▶ [Problem 1]:
In the diaspora investing guide below, rewrite everything from "What changed in" down to "naira, or both.", changing "72 hours" to "three days".

How to Buy Nigerian Stocks & T-Bills from Abroad
If you're a Nigerian living in London, Houston, Toronto or anywhere in the diaspora, you've probably watched the NGX climb — the All-Share Index has been one of the world's best-performing markets — and wondered how to get in from outside the country.
For years the honest answer was: it's painful. You needed a BVN you could only get by flying home, a Nigerian bank account, and a stockbroker who'd actually take a non-resident. Most people gave up.
That changed in 2025. Two regulatory shifts — the Non-Resident BVN and the Non-Resident Nigerian Investment Account — mean you can now open everything you need and buy NGX shares entirely online, from your living room abroad. This guide walks you through the exact process, the costs, the taxes, and the one step most people skip that traps their money in Nigeria.
Why invest in the NGX from the diaspora?
Three reasons the diaspora is paying attention:
- Yields you can't get in the West. Nigerian Treasury Bills pay roughly 16–20% versus 4–5% on US/UK government paper, and money market funds run higher still. Dividend yields on blue-chip NGX banks regularly top 8–10%.
- Growth. The NGX was up sharply through 2024–2025, led by banks, telecoms and cement. You can track every listed name's live price and dividend history on NGX Pulse.
- A naira hedge and a stake back home. Many in the diaspora want exposure to the Nigerian economy and to build assets they understand — property, banks, consumer giants like Dangote and MTN.
The honest caveat first: your returns are in naira. If the naira depreciates against the dollar or pound, a 25% naira gain can shrink — or vanish — when you convert back. Currency risk is the single biggest factor for diaspora investors. We'll come back to how to manage it.
What changed in 2025 (and why it's finally easy)
Two things the Central Bank of Nigeria (CBN) rolled out:
- Non-Resident BVN (NRBVN) — launched May 2025 with NIBSS. You can now get a Bank Verification Number without flying to Nigeria: register online, upload your ID and documents, do a liveness check, pay a one-time fee (about $50), and your BVN is issued in roughly 72 hours.
- NRNOA & NRNIA accounts — operational from 1 January 2025. The Non-Resident Nigerian Ordinary Account (NRNOA) is for everyday remittances; the Non-Resident Nigerian Investment Account (NRNIA) is the one that matters here — it lets you invest in Nigerian assets in foreign currency, naira, or both.
Together, these remove the two old roadblocks: the BVN trip home and the "we don't onboard non-residents" wall.
What you need (the three building blocks)

▶ [Excerpted data]:
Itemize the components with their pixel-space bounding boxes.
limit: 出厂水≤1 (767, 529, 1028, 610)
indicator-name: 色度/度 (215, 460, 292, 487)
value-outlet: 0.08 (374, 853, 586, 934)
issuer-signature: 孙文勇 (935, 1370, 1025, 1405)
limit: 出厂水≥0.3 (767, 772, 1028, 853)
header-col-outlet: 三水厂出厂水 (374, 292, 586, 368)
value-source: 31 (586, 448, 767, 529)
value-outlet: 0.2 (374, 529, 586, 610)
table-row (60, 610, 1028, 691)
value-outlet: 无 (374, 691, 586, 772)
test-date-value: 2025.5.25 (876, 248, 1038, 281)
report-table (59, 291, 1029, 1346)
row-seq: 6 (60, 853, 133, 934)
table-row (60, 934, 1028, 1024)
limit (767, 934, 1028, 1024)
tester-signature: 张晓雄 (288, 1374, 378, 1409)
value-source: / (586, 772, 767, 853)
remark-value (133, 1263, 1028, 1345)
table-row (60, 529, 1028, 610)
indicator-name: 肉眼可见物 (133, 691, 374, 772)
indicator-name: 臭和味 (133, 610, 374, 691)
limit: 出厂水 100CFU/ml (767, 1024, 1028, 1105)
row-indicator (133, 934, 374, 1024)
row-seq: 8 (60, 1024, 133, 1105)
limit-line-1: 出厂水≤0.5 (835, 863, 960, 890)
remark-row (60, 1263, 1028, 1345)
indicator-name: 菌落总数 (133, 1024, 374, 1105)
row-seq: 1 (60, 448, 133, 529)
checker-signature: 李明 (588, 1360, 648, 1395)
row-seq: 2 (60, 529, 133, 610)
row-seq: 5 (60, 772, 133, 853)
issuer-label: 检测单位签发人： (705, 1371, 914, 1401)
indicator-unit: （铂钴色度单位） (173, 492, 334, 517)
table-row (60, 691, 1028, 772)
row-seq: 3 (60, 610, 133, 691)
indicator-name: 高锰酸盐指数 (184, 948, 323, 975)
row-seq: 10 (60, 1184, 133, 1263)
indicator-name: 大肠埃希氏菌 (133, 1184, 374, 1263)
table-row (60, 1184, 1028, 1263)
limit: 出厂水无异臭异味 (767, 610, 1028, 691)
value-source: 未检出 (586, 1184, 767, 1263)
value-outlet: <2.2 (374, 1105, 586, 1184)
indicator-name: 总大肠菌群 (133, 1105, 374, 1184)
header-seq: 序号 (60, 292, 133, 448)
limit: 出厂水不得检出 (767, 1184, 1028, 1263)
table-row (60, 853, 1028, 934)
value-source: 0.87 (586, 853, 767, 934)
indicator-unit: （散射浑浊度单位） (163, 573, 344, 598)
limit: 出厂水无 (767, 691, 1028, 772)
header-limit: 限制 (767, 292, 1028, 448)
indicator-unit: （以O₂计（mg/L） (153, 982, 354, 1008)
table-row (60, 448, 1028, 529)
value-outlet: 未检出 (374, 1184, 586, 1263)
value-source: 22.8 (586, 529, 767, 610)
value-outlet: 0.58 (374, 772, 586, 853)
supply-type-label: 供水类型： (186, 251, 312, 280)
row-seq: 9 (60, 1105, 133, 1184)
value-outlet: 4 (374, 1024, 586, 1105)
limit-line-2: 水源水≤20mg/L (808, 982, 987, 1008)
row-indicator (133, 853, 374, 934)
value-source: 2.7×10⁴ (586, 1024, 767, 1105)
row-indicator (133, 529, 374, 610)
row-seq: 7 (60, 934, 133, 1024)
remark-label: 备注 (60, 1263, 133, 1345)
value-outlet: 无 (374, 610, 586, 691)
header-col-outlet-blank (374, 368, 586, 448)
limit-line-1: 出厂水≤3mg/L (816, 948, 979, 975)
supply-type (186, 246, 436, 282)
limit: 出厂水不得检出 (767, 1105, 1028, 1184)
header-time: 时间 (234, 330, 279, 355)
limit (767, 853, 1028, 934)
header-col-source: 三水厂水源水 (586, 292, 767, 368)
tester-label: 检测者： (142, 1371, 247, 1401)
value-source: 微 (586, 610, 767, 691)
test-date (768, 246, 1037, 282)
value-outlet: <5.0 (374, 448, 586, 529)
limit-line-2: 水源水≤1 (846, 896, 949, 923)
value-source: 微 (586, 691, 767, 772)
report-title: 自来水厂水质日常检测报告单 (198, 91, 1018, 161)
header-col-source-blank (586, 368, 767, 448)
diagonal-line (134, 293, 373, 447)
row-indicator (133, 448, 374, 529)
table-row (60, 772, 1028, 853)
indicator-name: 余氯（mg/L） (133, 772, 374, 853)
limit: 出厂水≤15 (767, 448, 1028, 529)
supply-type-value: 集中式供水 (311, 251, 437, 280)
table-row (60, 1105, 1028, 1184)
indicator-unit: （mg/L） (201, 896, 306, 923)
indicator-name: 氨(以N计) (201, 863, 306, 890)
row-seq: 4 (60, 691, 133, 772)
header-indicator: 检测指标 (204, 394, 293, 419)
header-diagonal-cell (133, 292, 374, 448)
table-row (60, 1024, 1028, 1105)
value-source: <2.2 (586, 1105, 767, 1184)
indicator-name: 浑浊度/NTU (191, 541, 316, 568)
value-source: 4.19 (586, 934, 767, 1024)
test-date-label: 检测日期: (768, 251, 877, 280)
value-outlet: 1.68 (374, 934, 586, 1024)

▶ [Problem 2]:
Copy out each line of the entries above that contains the string "outlet", matching case exactly.

▶ [Written reply 1]:
What changed in 2025 (and why it's finally easy)
Two things the Central Bank of Nigeria (CBN) rolled out:
- Non-Resident BVN (NRBVN) — launched May 2025 with NIBSS. You can now get a Bank Verification Number without flying to Nigeria: register online, upload your ID and documents, do a liveness check, pay a one-time fee (about $50), and your BVN is issued in roughly three days.
- NRNOA & NRNIA accounts — operational from 1 January 2025. The Non-Resident Nigerian Ordinary Account (NRNOA) is for everyday remittances; the Non-Resident Nigerian Investment Account (NRNIA) is the one that matters here — it lets you invest in Nigerian assets in foreign currency, naira, or both.

▶ [Written reply 2]:
value-outlet: 0.08 (374, 853, 586, 934)
header-col-outlet: 三水厂出厂水 (374, 292, 586, 368)
value-outlet: 0.2 (374, 529, 586, 610)
value-outlet: 无 (374, 691, 586, 772)
value-outlet: <2.2 (374, 1105, 586, 1184)
value-outlet: 未检出 (374, 1184, 586, 1263)
value-outlet: 0.58 (374, 772, 586, 853)
value-outlet: 4 (374, 1024, 586, 1105)
value-outlet: 无 (374, 610, 586, 691)
header-col-outlet-blank (374, 368, 586, 448)
value-outlet: <5.0 (374, 448, 586, 529)
value-outlet: 1.68 (374, 934, 586, 1024)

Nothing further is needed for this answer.